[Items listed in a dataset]
+===+
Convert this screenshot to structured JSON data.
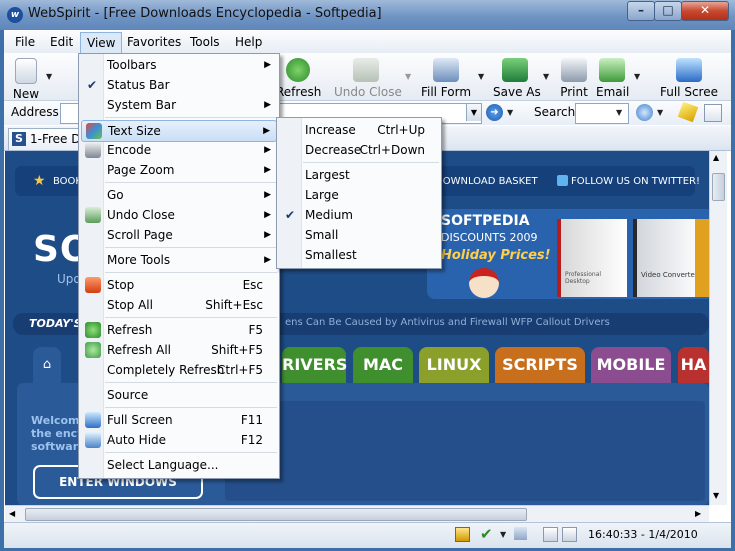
{
  "window": {
    "title": "WebSpirit - [Free Downloads Encyclopedia - Softpedia]",
    "min": "–",
    "max": "□",
    "close": "✕"
  },
  "menubar": [
    "File",
    "Edit",
    "View",
    "Favorites",
    "Tools",
    "Help"
  ],
  "toolbar": {
    "new": "New",
    "refresh": "Refresh",
    "undo_close": "Undo Close",
    "fill_form": "Fill Form",
    "save_as": "Save As",
    "print": "Print",
    "email": "Email",
    "full_screen": "Full Scree"
  },
  "address": {
    "label": "Address",
    "search_label": "Search"
  },
  "tab": {
    "title": "1-Free Do"
  },
  "site": {
    "top_links": [
      "BOOK",
      "DOWNLOAD BASKET",
      "FOLLOW US ON TWITTER!"
    ],
    "logo_text": "SO",
    "logo_sub": "Upo",
    "discounts": {
      "brand": "SOFTPEDIA",
      "sub": "DISCOUNTS 2009",
      "holiday": "Holiday Prices!"
    },
    "products": [
      "Professional Desktop",
      "Video Converter"
    ],
    "today": "TODAY'S",
    "ticker": "ens Can Be Caused by Antivirus and Firewall WFP Callout Drivers",
    "nav_tabs": [
      "RIVERS",
      "MAC",
      "LINUX",
      "SCRIPTS",
      "MOBILE",
      "HA"
    ],
    "welcome": [
      "Welcom",
      "the ency",
      "softwar"
    ],
    "enter_button": "ENTER WINDOWS"
  },
  "view_menu": [
    {
      "label": "Toolbars",
      "sub": true
    },
    {
      "label": "Status Bar",
      "checked": true
    },
    {
      "label": "System Bar",
      "sub": true
    },
    {
      "sep": true
    },
    {
      "label": "Text Size",
      "sub": true,
      "highlight": true,
      "icon": "text-size-icon"
    },
    {
      "label": "Encode",
      "sub": true,
      "icon": "encode-icon"
    },
    {
      "label": "Page Zoom",
      "sub": true
    },
    {
      "sep": true
    },
    {
      "label": "Go",
      "sub": true
    },
    {
      "label": "Undo Close",
      "sub": true,
      "icon": "undo-close-icon"
    },
    {
      "label": "Scroll Page",
      "sub": true
    },
    {
      "sep": true
    },
    {
      "label": "More Tools",
      "sub": true
    },
    {
      "sep": true
    },
    {
      "label": "Stop",
      "shortcut": "Esc",
      "icon": "stop-icon"
    },
    {
      "label": "Stop All",
      "shortcut": "Shift+Esc"
    },
    {
      "sep": true
    },
    {
      "label": "Refresh",
      "shortcut": "F5",
      "icon": "refresh-icon"
    },
    {
      "label": "Refresh All",
      "shortcut": "Shift+F5",
      "icon": "refresh-all-icon"
    },
    {
      "label": "Completely Refresh",
      "shortcut": "Ctrl+F5"
    },
    {
      "sep": true
    },
    {
      "label": "Source"
    },
    {
      "sep": true
    },
    {
      "label": "Full Screen",
      "shortcut": "F11",
      "icon": "full-screen-icon"
    },
    {
      "label": "Auto Hide",
      "shortcut": "F12",
      "icon": "auto-hide-icon"
    },
    {
      "sep": true
    },
    {
      "label": "Select Language..."
    }
  ],
  "text_size_menu": [
    {
      "label": "Increase",
      "shortcut": "Ctrl+Up"
    },
    {
      "label": "Decrease",
      "shortcut": "Ctrl+Down"
    },
    {
      "sep": true
    },
    {
      "label": "Largest"
    },
    {
      "label": "Large"
    },
    {
      "label": "Medium",
      "checked": true
    },
    {
      "label": "Small"
    },
    {
      "label": "Smallest"
    }
  ],
  "status": {
    "time": "16:40:33 - 1/4/2010"
  },
  "colors": {
    "title_grad": "#6f94c4",
    "site_bg": "#1e4c86",
    "menu_hl": "#c9def5",
    "tab_green": "#3f8f2f",
    "tab_olive": "#8aa02a",
    "tab_orange": "#c86f1e",
    "tab_purple": "#8b4d8f",
    "tab_red": "#b8312f"
  }
}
+===+
● What is required:
Copy out all lines from the records where the word "shortcut" appears.

● Response to this exercise:
      "shortcut": "Esc",
      "shortcut": "Shift+Esc"
      "shortcut": "F5",
      "shortcut": "Shift+F5",
      "shortcut": "Ctrl+F5"
      "shortcut": "F11",
      "shortcut": "F12",
      "shortcut": "Ctrl+Up"
      "shortcut": "Ctrl+Down"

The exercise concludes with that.